> [Trecho do texto]

------------------------------

Ele ainda destaca a importância da diversidade de olhares trazidos por jornalistas independentes naquele contexto. “Eu acho que eles são fundamentais porque acessam pessoas e lugares onde a Reuters e a Globo não estão, eles comunicam para pessoas que essas e outras grandes empresas não comunicam. Eu acho que eles contam a história de um jeito muito mais próximo das pessoas que estão assistindo do que a gente conta”
Segundo o Digital News Report de 2023, apenas 22% dos entrevistados na pesquisa afirmam consumir notícias diariamente por meio de sites ou aplicativos, a maioria das pessoas utiliza as redes sociais para ler o noticiário. . Com dados tão expressivos quanto esses, até mesmo os grandes veículos de comunicação tradicional se adaptaram a essa nova tendência, porém, no mundo virtual, a realidade é bem diferente, como observa Ismael Lopes
”Nós vivíamos e ainda vivemos, numa certa medida, uma espécie de monopólio da comunicação pelos grandes veículos. Hoje, a internet acabou quebrando isso de certa forma. O maior golpe, acredito, que os grandes meios de comunicação sofreram foi o surgimento das redes sociais, com todo esse vigor que têm, com toda essa liberdade, isso tirou muito o poderio dos grandes jornais, revistas, rádios. Democratizou mais um pouco”.
A jornalista e produtora de conteúdo Nathália Braga é um dos exemplos de como a internet pode viabilizar que narrativas não-convencionais ganhem espaço por meio das redes sociais.
Após trabalhar como apresentadora no The Intercept Brasil, Nathália vem utilizando sua plataforma para falar de assuntos relativos à comunicação, raça, gênero e sexualidade, partindo de uma perspectiva que foge do padrão do jornalismo tradicional, e dando luz a temas que pouco são abordados pela grande mídia. Ela conta que mesmo com poucos recursos, os jornalistas independentes e populares conseguem fazer um trabalho de alta qualidade que muitas vezes são “abocanhados” por empresas de comunicação maiores e que, apesar disso ser um indicativo do potencial de impacto da comunicação popular, a distinção feita dentro do próprio meio pode ser um impeditivo para a evolução do jornalismo como um todo.
“Acho que [os comunicadores populares e independentes] são tratados como uma subcategoria profissional no jornalismo, em termos de relevância, de qualidade, mesmo aquelas que trabalham com isso há anos a fio, sustentam projetos. Não é comum olhar para essas pessoas e encará-las como grandes administradores, jornalistas renomados, pessoas experientes em entrevista, investigação, edição de conteúdo, todo tipo de coisa. Eu acho que é um olhar muito mais rígido, e desnecessariamente rígido, que fecha oportunidades de parcerias e de inovação também, porque acaba que muito do que é feito seriam excelentes tendências de inovação pro jornalismo que não são aproveitadas.”

------------------------------

> [Requisitos do exercício] Por favor, reescreva de forma mais curta o parágrafo do trecho acima que começa com “Após trabalhar como apresentadora”, conservando seus fatos principais.

------------------------------

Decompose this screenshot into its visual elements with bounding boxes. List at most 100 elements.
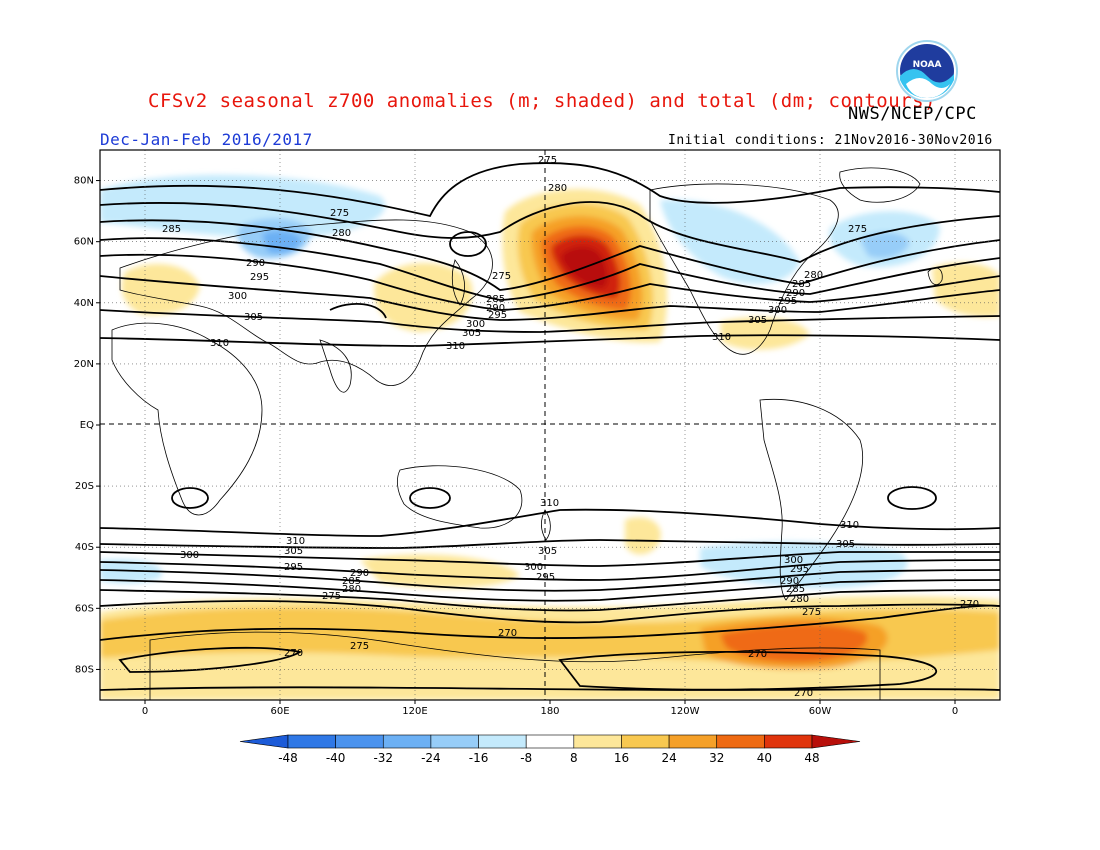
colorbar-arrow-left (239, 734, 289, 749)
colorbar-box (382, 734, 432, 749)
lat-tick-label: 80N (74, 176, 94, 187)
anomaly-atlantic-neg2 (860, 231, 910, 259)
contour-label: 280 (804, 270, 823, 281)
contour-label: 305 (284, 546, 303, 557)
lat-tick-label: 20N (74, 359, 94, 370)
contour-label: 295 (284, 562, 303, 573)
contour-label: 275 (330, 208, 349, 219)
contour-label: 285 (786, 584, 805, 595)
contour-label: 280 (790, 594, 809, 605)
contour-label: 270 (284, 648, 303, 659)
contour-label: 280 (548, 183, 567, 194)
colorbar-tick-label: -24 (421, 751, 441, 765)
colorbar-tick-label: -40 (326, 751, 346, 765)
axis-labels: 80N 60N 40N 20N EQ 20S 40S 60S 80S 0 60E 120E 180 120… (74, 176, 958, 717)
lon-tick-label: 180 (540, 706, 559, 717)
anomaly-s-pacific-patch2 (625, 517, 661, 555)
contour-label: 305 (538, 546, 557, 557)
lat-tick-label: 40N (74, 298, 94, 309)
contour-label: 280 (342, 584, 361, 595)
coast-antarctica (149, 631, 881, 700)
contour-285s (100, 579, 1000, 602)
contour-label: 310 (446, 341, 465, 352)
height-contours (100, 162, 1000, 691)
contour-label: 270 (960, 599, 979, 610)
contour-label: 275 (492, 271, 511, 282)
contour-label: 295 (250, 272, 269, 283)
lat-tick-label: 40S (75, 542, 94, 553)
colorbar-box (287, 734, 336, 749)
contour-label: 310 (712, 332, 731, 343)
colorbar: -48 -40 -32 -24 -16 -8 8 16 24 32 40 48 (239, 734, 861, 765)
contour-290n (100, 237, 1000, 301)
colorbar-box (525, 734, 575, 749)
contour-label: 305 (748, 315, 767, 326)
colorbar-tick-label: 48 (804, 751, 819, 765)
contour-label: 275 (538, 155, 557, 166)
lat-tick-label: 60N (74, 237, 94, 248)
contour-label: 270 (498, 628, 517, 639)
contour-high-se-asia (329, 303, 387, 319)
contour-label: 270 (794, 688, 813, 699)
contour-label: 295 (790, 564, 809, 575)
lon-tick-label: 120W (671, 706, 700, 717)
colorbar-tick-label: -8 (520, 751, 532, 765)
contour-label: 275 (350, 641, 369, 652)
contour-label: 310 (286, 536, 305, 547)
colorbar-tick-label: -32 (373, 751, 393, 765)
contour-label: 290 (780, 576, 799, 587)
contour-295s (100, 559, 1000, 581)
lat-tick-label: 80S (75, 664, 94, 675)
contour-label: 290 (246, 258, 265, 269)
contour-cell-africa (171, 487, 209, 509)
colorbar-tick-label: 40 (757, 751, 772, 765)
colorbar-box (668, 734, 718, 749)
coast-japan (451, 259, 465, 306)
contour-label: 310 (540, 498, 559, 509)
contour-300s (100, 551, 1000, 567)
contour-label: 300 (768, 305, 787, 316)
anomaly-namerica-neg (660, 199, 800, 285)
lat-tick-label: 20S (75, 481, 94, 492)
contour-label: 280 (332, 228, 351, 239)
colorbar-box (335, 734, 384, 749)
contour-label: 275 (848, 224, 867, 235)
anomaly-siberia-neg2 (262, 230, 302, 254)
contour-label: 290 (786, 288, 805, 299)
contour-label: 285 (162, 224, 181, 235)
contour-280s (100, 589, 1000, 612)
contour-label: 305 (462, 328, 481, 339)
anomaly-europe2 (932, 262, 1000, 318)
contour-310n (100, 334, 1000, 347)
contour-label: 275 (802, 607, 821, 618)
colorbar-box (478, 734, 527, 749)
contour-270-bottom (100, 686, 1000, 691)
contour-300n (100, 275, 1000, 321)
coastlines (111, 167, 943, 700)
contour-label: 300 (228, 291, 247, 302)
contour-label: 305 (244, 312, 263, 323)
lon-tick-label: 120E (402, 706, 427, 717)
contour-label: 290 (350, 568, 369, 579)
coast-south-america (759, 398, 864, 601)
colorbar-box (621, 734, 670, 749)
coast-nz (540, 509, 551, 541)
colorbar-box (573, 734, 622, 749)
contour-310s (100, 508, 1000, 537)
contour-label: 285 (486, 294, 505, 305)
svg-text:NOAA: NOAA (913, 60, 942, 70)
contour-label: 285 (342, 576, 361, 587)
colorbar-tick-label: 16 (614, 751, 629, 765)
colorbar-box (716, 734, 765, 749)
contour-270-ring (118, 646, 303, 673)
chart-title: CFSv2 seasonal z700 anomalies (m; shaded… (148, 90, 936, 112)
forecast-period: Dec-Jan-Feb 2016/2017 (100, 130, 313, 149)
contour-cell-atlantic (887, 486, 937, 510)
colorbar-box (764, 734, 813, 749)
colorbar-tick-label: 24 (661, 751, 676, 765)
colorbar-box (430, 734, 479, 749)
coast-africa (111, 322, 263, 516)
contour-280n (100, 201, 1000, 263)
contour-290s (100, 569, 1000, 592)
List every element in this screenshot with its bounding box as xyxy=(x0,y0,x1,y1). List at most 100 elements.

------------------------------

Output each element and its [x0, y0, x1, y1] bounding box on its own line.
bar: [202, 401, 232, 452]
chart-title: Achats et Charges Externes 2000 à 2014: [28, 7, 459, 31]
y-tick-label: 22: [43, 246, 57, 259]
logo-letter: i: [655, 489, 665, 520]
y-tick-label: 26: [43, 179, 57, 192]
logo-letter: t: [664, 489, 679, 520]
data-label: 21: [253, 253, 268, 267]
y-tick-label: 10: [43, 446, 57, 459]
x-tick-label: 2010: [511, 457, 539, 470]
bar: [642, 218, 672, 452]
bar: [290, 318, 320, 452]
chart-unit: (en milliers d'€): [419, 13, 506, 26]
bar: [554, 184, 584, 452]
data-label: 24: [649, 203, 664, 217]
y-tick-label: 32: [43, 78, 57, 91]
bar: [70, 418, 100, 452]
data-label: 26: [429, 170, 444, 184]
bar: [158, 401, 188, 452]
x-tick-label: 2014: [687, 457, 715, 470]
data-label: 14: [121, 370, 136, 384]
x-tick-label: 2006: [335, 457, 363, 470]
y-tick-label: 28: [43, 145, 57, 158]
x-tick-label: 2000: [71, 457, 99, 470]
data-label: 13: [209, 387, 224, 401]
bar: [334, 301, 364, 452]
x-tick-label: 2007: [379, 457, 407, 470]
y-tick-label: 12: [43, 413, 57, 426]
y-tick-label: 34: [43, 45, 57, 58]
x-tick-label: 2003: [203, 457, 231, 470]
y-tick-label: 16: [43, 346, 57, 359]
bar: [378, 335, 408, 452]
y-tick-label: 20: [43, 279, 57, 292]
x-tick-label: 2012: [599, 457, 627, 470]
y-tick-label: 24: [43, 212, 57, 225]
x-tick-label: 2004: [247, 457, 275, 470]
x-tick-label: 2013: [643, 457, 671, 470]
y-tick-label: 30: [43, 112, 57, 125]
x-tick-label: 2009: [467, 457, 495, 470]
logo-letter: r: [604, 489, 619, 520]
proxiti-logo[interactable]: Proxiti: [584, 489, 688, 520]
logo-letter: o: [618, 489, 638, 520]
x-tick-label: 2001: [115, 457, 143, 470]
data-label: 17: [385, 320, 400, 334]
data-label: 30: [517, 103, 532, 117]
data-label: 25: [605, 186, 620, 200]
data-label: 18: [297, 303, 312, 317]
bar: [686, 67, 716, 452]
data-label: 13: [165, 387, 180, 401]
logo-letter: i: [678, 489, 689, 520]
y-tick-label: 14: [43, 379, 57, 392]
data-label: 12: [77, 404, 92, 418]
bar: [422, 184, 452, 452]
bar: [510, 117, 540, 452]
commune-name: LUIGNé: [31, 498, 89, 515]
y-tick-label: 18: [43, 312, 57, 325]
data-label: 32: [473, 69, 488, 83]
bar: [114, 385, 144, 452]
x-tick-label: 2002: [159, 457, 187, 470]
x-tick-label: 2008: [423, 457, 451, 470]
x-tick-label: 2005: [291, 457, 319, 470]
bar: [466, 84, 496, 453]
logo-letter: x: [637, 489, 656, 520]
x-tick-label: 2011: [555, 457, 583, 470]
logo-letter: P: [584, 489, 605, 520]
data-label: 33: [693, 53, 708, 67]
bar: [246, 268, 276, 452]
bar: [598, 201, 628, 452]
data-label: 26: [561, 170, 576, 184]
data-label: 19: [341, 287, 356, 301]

------------------------------

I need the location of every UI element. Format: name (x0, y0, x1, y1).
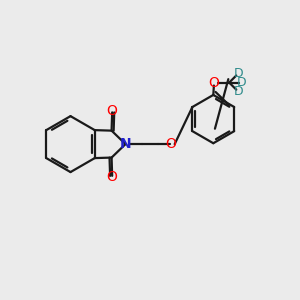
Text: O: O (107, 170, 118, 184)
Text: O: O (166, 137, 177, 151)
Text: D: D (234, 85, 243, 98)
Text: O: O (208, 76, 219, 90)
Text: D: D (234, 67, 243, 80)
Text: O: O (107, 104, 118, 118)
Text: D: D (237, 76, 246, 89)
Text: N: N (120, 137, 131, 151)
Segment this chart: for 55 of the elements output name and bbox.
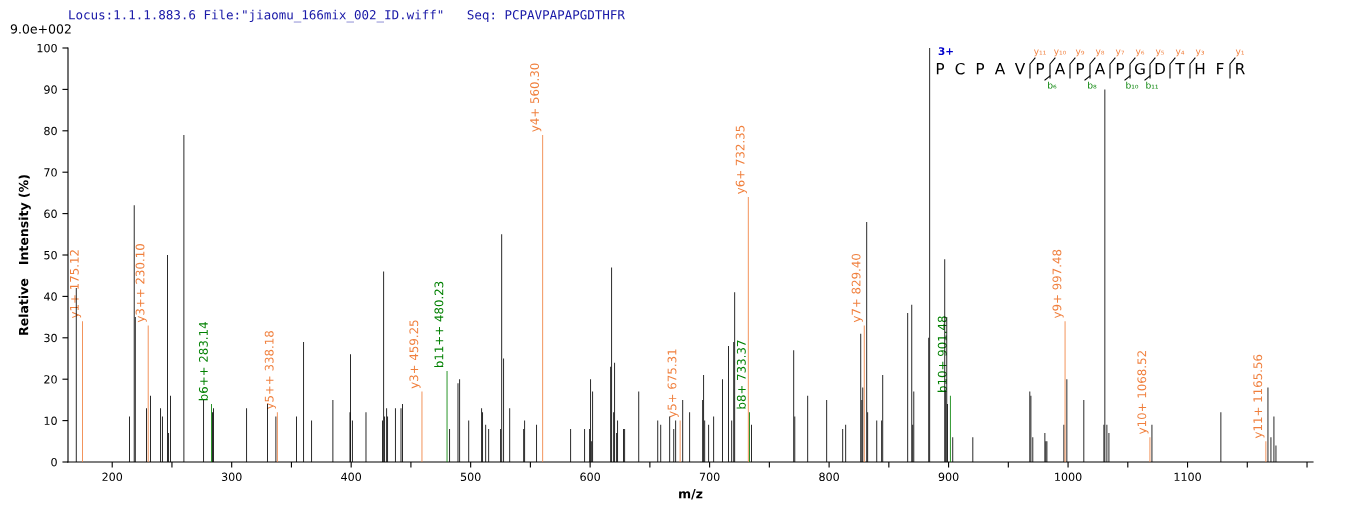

------------------------------

> [Resposta final] Depois de atuar como apresentadora no The Intercept Brasil, Nathália usa sua plataforma para tratar de comunicação, raça, gênero e sexualidade sob uma perspectiva fora do padrão do jornalismo tradicional. Assim, ela dá destaque a temas pouco abordados pela grande mídia. Segundo ela, jornalistas independentes e populares fazem trabalhos de alta qualidade mesmo com poucos recursos, e muitas vezes esses trabalhos são “abocanhados” por grandes empresas de comunicação. Isso indica o potencial de impacto da comunicação popular. Ainda assim, a distinção feita dentro do próprio meio pode impedir a evolução do jornalismo como um todo.